_YOUR INSTRUCTIONS_
Wherever a line below holds the word "vteri", copy that line.
———
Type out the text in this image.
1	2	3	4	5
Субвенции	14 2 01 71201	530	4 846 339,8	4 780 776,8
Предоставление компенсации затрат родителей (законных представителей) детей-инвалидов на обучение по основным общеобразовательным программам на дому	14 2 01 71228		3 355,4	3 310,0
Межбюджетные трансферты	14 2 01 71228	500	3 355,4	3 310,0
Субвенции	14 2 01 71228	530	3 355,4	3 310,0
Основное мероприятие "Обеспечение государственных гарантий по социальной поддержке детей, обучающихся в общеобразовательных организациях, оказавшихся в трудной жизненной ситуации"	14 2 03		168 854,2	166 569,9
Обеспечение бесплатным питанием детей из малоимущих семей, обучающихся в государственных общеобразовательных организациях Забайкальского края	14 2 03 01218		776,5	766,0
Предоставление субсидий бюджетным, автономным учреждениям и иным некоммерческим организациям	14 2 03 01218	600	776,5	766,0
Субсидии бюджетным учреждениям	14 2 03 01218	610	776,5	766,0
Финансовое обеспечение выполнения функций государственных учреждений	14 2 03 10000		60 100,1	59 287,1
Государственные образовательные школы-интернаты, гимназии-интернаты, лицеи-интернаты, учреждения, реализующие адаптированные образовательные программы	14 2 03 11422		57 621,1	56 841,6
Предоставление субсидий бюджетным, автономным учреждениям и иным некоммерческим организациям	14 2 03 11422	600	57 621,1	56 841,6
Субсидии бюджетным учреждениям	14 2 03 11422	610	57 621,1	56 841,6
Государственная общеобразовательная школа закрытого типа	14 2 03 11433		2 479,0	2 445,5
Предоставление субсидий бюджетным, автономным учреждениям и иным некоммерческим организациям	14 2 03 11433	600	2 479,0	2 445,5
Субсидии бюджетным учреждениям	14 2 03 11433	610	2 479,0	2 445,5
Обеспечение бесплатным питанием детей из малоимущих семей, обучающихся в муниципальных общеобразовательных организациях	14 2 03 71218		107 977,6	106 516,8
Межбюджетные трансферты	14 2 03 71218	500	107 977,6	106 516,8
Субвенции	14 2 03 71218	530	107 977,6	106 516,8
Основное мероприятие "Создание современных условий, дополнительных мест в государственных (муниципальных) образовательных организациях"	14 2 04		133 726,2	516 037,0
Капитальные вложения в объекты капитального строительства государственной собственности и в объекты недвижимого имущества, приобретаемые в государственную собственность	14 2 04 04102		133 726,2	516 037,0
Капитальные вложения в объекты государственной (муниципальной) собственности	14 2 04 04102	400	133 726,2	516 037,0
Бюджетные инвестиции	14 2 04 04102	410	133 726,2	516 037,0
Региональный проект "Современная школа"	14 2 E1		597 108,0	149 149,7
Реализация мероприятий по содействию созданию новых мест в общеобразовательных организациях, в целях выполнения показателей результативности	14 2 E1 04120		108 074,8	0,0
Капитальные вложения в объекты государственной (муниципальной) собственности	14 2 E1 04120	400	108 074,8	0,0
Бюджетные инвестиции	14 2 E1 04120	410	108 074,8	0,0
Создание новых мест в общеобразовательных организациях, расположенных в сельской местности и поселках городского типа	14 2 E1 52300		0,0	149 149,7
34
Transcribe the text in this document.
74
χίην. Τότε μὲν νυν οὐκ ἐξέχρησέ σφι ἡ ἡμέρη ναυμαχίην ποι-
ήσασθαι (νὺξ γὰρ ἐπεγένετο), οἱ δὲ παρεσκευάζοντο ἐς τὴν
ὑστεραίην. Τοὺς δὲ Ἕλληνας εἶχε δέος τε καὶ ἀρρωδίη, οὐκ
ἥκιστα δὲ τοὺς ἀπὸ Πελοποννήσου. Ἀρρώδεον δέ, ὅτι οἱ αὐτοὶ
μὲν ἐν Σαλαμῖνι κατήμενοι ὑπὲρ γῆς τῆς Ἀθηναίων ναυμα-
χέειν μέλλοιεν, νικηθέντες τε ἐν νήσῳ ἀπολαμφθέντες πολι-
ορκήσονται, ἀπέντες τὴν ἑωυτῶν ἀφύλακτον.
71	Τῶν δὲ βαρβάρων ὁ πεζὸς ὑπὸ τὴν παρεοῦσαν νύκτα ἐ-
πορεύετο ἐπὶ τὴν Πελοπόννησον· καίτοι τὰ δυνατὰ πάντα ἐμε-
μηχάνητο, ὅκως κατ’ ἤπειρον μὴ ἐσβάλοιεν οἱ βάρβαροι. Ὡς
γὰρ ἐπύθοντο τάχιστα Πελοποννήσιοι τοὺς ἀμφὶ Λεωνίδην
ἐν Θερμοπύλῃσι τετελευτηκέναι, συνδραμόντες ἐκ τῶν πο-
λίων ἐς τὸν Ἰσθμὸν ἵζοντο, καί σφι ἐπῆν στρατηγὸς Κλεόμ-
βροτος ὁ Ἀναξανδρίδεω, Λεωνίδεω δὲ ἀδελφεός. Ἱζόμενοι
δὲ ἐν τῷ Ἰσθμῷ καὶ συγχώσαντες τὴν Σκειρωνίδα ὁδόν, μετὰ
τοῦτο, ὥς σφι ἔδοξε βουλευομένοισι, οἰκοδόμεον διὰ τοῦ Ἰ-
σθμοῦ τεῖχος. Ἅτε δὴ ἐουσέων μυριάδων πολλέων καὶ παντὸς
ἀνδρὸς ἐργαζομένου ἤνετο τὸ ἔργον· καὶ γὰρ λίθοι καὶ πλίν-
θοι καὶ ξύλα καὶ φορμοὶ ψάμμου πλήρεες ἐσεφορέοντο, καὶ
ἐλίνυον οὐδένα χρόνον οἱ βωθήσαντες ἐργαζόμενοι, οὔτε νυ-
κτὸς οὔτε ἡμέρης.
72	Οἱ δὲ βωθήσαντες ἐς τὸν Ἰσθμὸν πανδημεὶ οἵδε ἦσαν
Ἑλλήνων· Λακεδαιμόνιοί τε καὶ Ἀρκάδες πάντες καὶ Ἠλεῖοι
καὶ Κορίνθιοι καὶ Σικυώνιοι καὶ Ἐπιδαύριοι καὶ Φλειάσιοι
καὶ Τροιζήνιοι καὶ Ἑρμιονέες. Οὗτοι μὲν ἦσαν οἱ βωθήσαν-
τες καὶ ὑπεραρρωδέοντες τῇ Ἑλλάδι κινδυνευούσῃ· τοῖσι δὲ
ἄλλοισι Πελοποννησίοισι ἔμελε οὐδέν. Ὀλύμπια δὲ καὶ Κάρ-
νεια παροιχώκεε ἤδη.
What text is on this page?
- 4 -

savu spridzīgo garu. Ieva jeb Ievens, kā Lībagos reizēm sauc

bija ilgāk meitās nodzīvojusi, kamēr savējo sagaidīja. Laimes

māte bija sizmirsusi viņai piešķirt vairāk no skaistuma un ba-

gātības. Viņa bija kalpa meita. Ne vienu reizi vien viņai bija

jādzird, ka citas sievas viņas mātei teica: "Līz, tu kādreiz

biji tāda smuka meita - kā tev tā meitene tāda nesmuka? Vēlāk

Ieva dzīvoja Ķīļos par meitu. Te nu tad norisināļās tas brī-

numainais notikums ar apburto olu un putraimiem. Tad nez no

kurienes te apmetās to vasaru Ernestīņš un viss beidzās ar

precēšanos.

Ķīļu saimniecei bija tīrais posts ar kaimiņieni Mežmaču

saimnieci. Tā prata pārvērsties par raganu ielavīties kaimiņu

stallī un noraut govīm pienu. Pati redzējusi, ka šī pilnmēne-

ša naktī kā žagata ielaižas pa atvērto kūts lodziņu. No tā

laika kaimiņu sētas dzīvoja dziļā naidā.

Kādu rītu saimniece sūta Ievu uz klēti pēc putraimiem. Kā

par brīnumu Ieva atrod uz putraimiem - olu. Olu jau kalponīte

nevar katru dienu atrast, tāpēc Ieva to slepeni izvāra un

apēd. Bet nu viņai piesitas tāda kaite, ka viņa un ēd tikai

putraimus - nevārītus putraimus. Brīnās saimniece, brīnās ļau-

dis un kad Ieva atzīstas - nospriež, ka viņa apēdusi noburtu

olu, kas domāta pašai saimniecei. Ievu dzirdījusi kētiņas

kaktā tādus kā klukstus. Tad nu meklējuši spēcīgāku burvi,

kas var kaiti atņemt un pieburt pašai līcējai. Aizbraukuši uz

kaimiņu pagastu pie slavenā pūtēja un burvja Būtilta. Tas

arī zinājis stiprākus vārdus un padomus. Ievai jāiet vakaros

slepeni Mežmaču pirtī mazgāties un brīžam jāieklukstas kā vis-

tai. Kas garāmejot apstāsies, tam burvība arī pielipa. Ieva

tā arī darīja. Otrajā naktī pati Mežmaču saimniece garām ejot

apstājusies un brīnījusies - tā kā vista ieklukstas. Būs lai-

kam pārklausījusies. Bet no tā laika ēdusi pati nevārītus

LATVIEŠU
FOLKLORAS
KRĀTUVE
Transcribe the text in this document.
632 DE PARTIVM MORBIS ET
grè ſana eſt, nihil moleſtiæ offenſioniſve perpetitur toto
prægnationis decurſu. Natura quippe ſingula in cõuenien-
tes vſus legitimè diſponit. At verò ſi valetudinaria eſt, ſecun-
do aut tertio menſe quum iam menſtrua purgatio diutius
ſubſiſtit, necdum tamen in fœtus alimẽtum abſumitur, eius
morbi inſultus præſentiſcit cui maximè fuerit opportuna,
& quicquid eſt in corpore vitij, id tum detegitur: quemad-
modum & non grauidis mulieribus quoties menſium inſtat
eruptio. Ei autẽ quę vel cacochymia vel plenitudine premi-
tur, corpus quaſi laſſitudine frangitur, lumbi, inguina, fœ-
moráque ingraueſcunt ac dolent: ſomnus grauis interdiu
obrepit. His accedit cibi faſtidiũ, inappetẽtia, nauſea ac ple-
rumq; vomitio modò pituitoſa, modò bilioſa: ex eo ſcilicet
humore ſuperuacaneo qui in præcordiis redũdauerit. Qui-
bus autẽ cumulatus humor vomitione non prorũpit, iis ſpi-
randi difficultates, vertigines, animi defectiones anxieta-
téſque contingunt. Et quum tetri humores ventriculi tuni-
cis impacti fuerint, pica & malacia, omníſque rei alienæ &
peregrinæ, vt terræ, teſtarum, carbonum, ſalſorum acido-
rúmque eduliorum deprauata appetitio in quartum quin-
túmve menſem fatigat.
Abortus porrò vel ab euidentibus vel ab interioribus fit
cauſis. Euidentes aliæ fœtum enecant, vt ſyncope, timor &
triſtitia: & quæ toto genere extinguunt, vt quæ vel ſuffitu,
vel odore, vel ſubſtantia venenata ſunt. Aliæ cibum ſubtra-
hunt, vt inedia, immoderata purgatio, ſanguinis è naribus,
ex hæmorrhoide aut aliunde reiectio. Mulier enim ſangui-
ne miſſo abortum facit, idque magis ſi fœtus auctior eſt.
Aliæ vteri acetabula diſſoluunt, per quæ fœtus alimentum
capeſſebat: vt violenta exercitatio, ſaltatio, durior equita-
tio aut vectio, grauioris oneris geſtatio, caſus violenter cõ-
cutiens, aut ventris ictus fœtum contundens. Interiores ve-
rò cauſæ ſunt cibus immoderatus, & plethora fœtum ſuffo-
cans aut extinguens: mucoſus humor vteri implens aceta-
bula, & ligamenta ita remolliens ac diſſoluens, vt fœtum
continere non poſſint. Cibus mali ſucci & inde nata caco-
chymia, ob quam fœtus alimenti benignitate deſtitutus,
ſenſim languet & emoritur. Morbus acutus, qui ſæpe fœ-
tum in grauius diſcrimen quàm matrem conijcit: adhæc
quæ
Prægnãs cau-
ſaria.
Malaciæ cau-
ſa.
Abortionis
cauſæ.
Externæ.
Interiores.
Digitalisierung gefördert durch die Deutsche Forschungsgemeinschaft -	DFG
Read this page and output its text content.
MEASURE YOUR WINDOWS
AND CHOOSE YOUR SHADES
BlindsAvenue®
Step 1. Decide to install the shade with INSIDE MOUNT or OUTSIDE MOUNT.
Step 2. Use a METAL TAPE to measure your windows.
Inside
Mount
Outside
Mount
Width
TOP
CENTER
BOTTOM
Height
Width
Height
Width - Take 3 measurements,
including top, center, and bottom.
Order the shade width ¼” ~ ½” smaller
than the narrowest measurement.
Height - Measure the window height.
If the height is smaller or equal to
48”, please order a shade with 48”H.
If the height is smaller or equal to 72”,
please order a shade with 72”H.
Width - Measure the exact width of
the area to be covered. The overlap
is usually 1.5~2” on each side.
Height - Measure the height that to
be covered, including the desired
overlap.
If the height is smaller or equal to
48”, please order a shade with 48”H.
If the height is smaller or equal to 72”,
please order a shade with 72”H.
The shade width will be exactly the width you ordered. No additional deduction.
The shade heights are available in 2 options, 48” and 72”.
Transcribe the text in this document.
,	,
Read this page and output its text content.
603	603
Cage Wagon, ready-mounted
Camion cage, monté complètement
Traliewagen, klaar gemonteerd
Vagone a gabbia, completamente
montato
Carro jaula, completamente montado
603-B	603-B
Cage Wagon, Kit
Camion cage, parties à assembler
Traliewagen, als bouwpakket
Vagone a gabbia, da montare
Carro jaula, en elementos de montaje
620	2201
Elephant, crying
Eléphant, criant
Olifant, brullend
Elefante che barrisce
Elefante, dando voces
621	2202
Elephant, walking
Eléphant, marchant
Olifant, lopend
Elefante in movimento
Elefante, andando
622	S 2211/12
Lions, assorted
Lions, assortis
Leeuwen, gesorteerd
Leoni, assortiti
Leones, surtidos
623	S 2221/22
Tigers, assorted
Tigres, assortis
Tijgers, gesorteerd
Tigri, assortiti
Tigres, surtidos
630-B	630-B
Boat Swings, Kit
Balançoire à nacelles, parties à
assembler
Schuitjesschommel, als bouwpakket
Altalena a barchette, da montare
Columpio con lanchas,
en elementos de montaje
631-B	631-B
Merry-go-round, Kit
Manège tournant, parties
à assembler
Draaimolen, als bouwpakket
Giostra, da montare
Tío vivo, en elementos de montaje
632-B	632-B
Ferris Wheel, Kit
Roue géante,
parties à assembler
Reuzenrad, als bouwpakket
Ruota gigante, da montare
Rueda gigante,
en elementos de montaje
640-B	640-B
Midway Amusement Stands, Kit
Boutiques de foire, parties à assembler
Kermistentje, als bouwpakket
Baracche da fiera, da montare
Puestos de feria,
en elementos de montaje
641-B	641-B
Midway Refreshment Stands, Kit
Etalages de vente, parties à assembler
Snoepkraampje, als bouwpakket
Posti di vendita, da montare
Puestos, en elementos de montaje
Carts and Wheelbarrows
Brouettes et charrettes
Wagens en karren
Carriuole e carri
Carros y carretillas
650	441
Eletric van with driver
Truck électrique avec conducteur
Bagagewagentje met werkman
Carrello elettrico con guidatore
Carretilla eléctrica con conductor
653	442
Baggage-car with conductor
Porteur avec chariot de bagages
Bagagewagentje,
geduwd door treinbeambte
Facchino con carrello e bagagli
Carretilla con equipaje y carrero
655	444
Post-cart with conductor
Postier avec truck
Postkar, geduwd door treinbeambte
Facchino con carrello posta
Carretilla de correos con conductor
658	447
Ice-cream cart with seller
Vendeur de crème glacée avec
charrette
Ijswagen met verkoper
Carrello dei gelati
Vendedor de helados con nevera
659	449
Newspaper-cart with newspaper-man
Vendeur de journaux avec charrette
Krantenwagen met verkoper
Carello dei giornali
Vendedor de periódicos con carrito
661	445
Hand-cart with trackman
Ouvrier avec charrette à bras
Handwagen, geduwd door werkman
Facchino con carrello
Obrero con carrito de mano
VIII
———
_TASK RESULT_
Aliæ vteri acetabula diſſoluunt, per quæ fœtus alimentum
cans aut extinguens: mucoſus humor vteri implens aceta-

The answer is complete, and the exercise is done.